### Exercise description
Set down the full listing exactly as given. Any pictures are to be left out.

— BEGIN Records supplied —

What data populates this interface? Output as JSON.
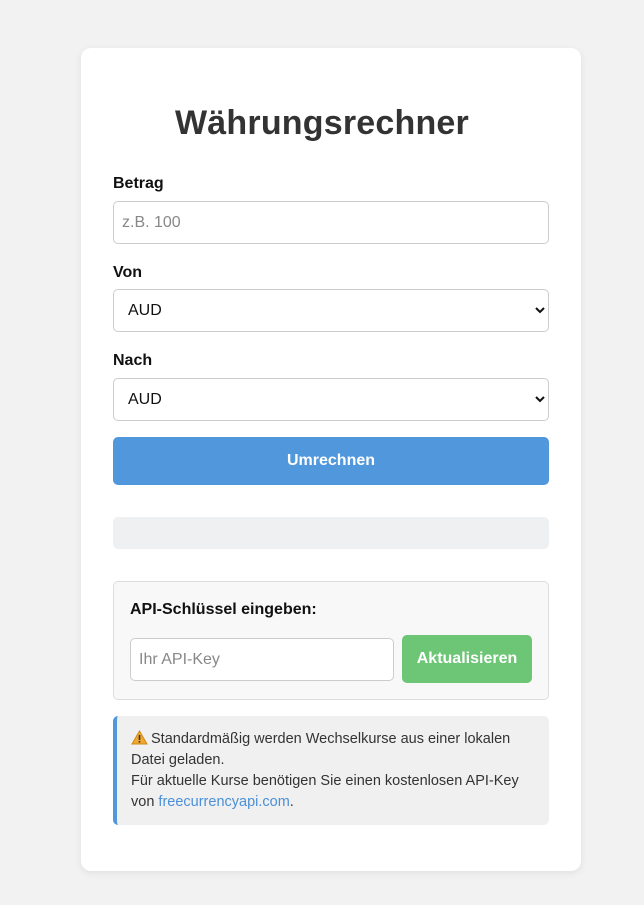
{
  "title": "Währungsrechner",
  "form": {
    "amount_label": "Betrag",
    "amount_placeholder": "z.B. 100",
    "from_label": "Von",
    "from_value": "AUD",
    "to_label": "Nach",
    "to_value": "AUD",
    "convert_button": "Umrechnen",
    "result_text": ""
  },
  "api": {
    "title": "API-Schlüssel eingeben:",
    "input_placeholder": "Ihr API-Key",
    "update_button": "Aktualisieren"
  },
  "notice": {
    "icon": "warning-icon",
    "line1": "Standardmäßig werden Wechselkurse aus einer lokalen Datei geladen.",
    "line2_prefix": "Für aktuelle Kurse benötigen Sie einen kostenlosen API-Key von ",
    "link_text": "freecurrencyapi.com",
    "line2_suffix": "."
  },
  "colors": {
    "background": "#f2f2f2",
    "primary_button": "#5197db",
    "success_button": "#6dc576",
    "notice_accent": "#5197db"
  }
}
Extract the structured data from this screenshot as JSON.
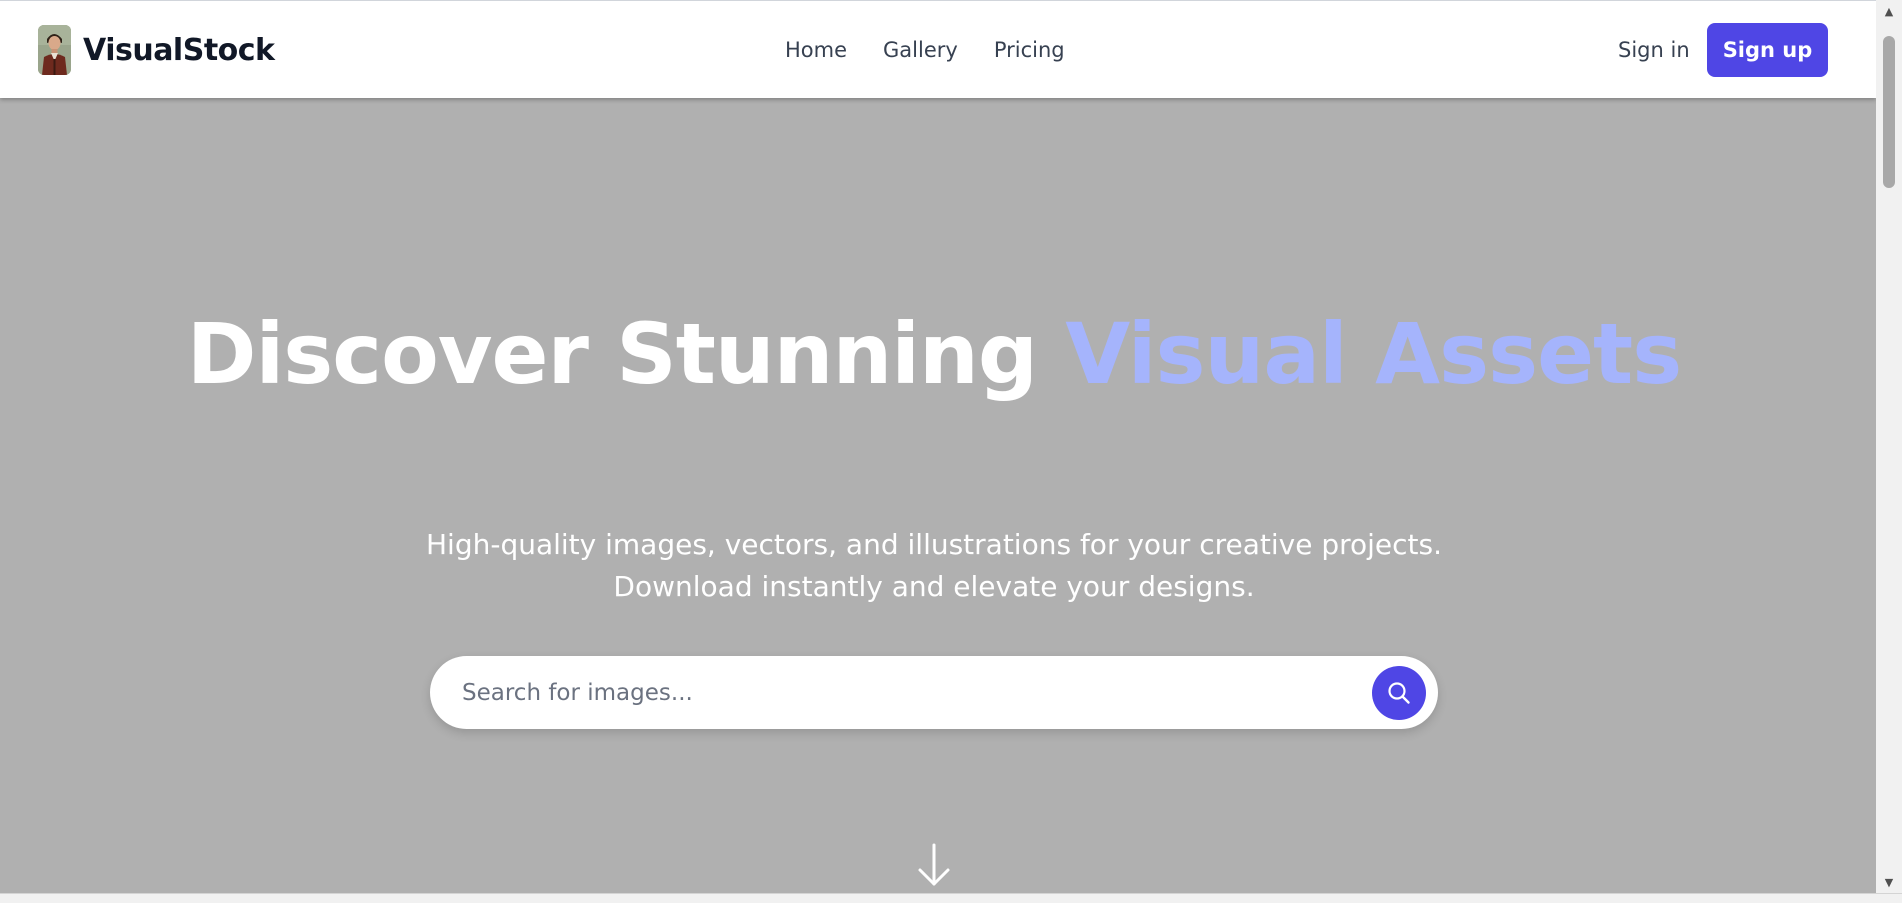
{
  "header": {
    "brand_name": "VisualStock",
    "logo_icon": "portrait-logo-icon",
    "nav": [
      "Home",
      "Gallery",
      "Pricing"
    ],
    "signin_label": "Sign in",
    "signup_label": "Sign up"
  },
  "hero": {
    "title_main": "Discover Stunning ",
    "title_accent": "Visual Assets",
    "subtitle_line1": "High-quality images, vectors, and illustrations for your creative projects.",
    "subtitle_line2": "Download instantly and elevate your designs.",
    "search_placeholder": "Search for images...",
    "search_icon": "search-icon",
    "scroll_icon": "arrow-down-icon"
  },
  "colors": {
    "brand": "#4f46e5",
    "accent": "#a5b4fc",
    "hero_bg": "#b0b0b0"
  }
}
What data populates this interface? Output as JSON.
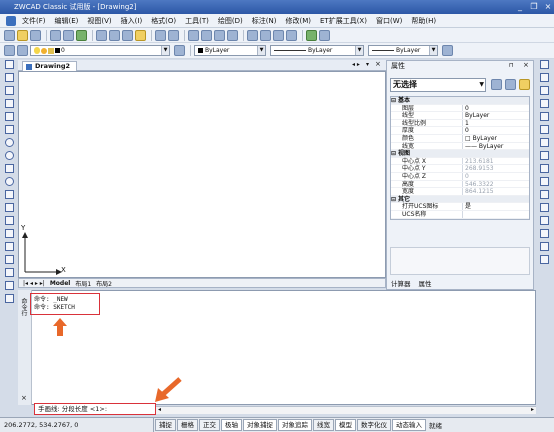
{
  "window": {
    "title": "ZWCAD Classic 试用版 - [Drawing2]",
    "minimize": "_",
    "restore": "❐",
    "close": "×"
  },
  "menu": [
    "文件(F)",
    "编辑(E)",
    "视图(V)",
    "插入(I)",
    "格式(O)",
    "工具(T)",
    "绘图(D)",
    "标注(N)",
    "修改(M)",
    "ET扩展工具(X)",
    "窗口(W)",
    "帮助(H)"
  ],
  "toolbar": {
    "layer_value": "0",
    "color_value": "ByLayer",
    "linetype_value": "ByLayer",
    "lineweight_value": "ByLayer"
  },
  "drawing": {
    "tab_label": "Drawing2",
    "axis_y": "Y",
    "axis_x": "X"
  },
  "layout_tabs": [
    "Model",
    "布局1",
    "布局2"
  ],
  "panel": {
    "title": "属性",
    "selection": "无选择",
    "rows": [
      {
        "k": "基本",
        "v": "",
        "cat": true
      },
      {
        "k": "图层",
        "v": "0"
      },
      {
        "k": "线型",
        "v": "ByLayer"
      },
      {
        "k": "线型比例",
        "v": "1"
      },
      {
        "k": "厚度",
        "v": "0"
      },
      {
        "k": "颜色",
        "v": "□ ByLayer"
      },
      {
        "k": "线宽",
        "v": "—— ByLayer"
      },
      {
        "k": "视图",
        "v": "",
        "cat": true
      },
      {
        "k": "中心点 X",
        "v": "213.6181",
        "dim": true
      },
      {
        "k": "中心点 Y",
        "v": "268.9153",
        "dim": true
      },
      {
        "k": "中心点 Z",
        "v": "0",
        "dim": true
      },
      {
        "k": "高度",
        "v": "546.3322",
        "dim": true
      },
      {
        "k": "宽度",
        "v": "864.1215",
        "dim": true
      },
      {
        "k": "其它",
        "v": "",
        "cat": true
      },
      {
        "k": "打开UCS图标",
        "v": "是"
      },
      {
        "k": "UCS名称",
        "v": ""
      }
    ],
    "tabs": [
      "计算器",
      "属性"
    ]
  },
  "command": {
    "history": [
      "命令: _NEW",
      "命令: SKETCH"
    ],
    "prompt": "手画线:  分段长度 <1>:",
    "side_label": "命令行"
  },
  "status": {
    "coords": "206.2772,  534.2767,  0",
    "buttons": [
      "捕捉",
      "栅格",
      "正交",
      "极轴",
      "对象捕捉",
      "对象追踪",
      "线宽",
      "模型",
      "数字化仪",
      "动态输入",
      "就绪"
    ]
  }
}
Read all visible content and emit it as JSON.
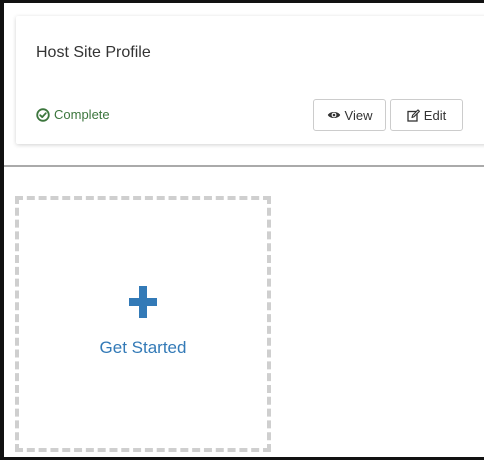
{
  "profile_card": {
    "title": "Host Site Profile",
    "status_label": "Complete",
    "status_icon": "check-circle-icon",
    "status_color": "#3c763d",
    "view_label": "View",
    "view_icon": "eye-icon",
    "edit_label": "Edit",
    "edit_icon": "edit-icon"
  },
  "get_started": {
    "label": "Get Started",
    "icon": "plus-icon",
    "accent_color": "#337ab7"
  }
}
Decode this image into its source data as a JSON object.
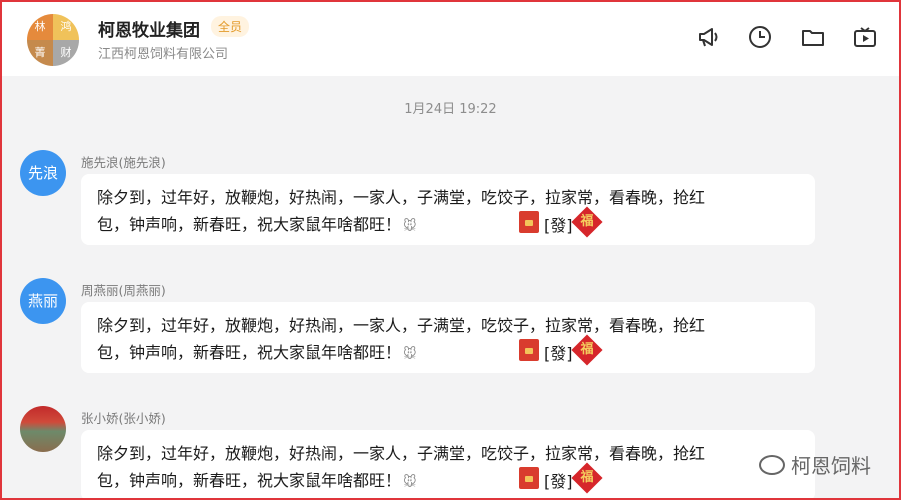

— END Records supplied —

### Solution
What data populates this interface? Output as JSON.
{
  "title": "Währungsrechner",
  "form": {
    "amount_label": "Betrag",
    "amount_placeholder": "z.B. 100",
    "from_label": "Von",
    "from_value": "AUD",
    "to_label": "Nach",
    "to_value": "AUD",
    "convert_button": "Umrechnen",
    "result_text": ""
  },
  "api": {
    "title": "API-Schlüssel eingeben:",
    "input_placeholder": "Ihr API-Key",
    "update_button": "Aktualisieren"
  },
  "notice": {
    "icon": "warning-icon",
    "line1": "Standardmäßig werden Wechselkurse aus einer lokalen Datei geladen.",
    "line2_prefix": "Für aktuelle Kurse benötigen Sie einen kostenlosen API-Key von ",
    "link_text": "freecurrencyapi.com",
    "line2_suffix": "."
  },
  "colors": {
    "background": "#f2f2f2",
    "primary_button": "#5197db",
    "success_button": "#6dc576",
    "notice_accent": "#5197db"
  }
}
Extract the structured data from this screenshot as JSON.
{
  "header": {
    "brand_name": "VisualStock",
    "logo_icon": "portrait-logo-icon",
    "nav": [
      "Home",
      "Gallery",
      "Pricing"
    ],
    "signin_label": "Sign in",
    "signup_label": "Sign up"
  },
  "hero": {
    "title_main": "Discover Stunning ",
    "title_accent": "Visual Assets",
    "subtitle_line1": "High-quality images, vectors, and illustrations for your creative projects.",
    "subtitle_line2": "Download instantly and elevate your designs.",
    "search_placeholder": "Search for images...",
    "search_icon": "search-icon",
    "scroll_icon": "arrow-down-icon"
  },
  "colors": {
    "brand": "#4f46e5",
    "accent": "#a5b4fc",
    "hero_bg": "#b0b0b0"
  }
}
What data populates this interface? Output as JSON.
{
  "window": {
    "title": "ZWCAD Classic 试用版 - [Drawing2]",
    "minimize": "_",
    "restore": "❐",
    "close": "×"
  },
  "menu": [
    "文件(F)",
    "编辑(E)",
    "视图(V)",
    "插入(I)",
    "格式(O)",
    "工具(T)",
    "绘图(D)",
    "标注(N)",
    "修改(M)",
    "ET扩展工具(X)",
    "窗口(W)",
    "帮助(H)"
  ],
  "toolbar": {
    "layer_value": "0",
    "color_value": "ByLayer",
    "linetype_value": "ByLayer",
    "lineweight_value": "ByLayer"
  },
  "drawing": {
    "tab_label": "Drawing2",
    "axis_y": "Y",
    "axis_x": "X"
  },
  "layout_tabs": [
    "Model",
    "布局1",
    "布局2"
  ],
  "panel": {
    "title": "属性",
    "selection": "无选择",
    "rows": [
      {
        "k": "基本",
        "v": "",
        "cat": true
      },
      {
        "k": "图层",
        "v": "0"
      },
      {
        "k": "线型",
        "v": "ByLayer"
      },
      {
        "k": "线型比例",
        "v": "1"
      },
      {
        "k": "厚度",
        "v": "0"
      },
      {
        "k": "颜色",
        "v": "□ ByLayer"
      },
      {
        "k": "线宽",
        "v": "—— ByLayer"
      },
      {
        "k": "视图",
        "v": "",
        "cat": true
      },
      {
        "k": "中心点 X",
        "v": "213.6181",
        "dim": true
      },
      {
        "k": "中心点 Y",
        "v": "268.9153",
        "dim": true
      },
      {
        "k": "中心点 Z",
        "v": "0",
        "dim": true
      },
      {
        "k": "高度",
        "v": "546.3322",
        "dim": true
      },
      {
        "k": "宽度",
        "v": "864.1215",
        "dim": true
      },
      {
        "k": "其它",
        "v": "",
        "cat": true
      },
      {
        "k": "打开UCS图标",
        "v": "是"
      },
      {
        "k": "UCS名称",
        "v": ""
      }
    ],
    "tabs": [
      "计算器",
      "属性"
    ]
  },
  "command": {
    "history": [
      "命令: _NEW",
      "命令: SKETCH"
    ],
    "prompt": "手画线:  分段长度 <1>:",
    "side_label": "命令行"
  },
  "status": {
    "coords": "206.2772,  534.2767,  0",
    "buttons": [
      "捕捉",
      "栅格",
      "正交",
      "极轴",
      "对象捕捉",
      "对象追踪",
      "线宽",
      "模型",
      "数字化仪",
      "动态输入",
      "就绪"
    ]
  }
}
Read all visible content and emit it as JSON.
{
  "profile_card": {
    "title": "Host Site Profile",
    "status_label": "Complete",
    "status_icon": "check-circle-icon",
    "status_color": "#3c763d",
    "view_label": "View",
    "view_icon": "eye-icon",
    "edit_label": "Edit",
    "edit_icon": "edit-icon"
  },
  "get_started": {
    "label": "Get Started",
    "icon": "plus-icon",
    "accent_color": "#337ab7"
  }
}
Decode this image into its source data as a JSON object.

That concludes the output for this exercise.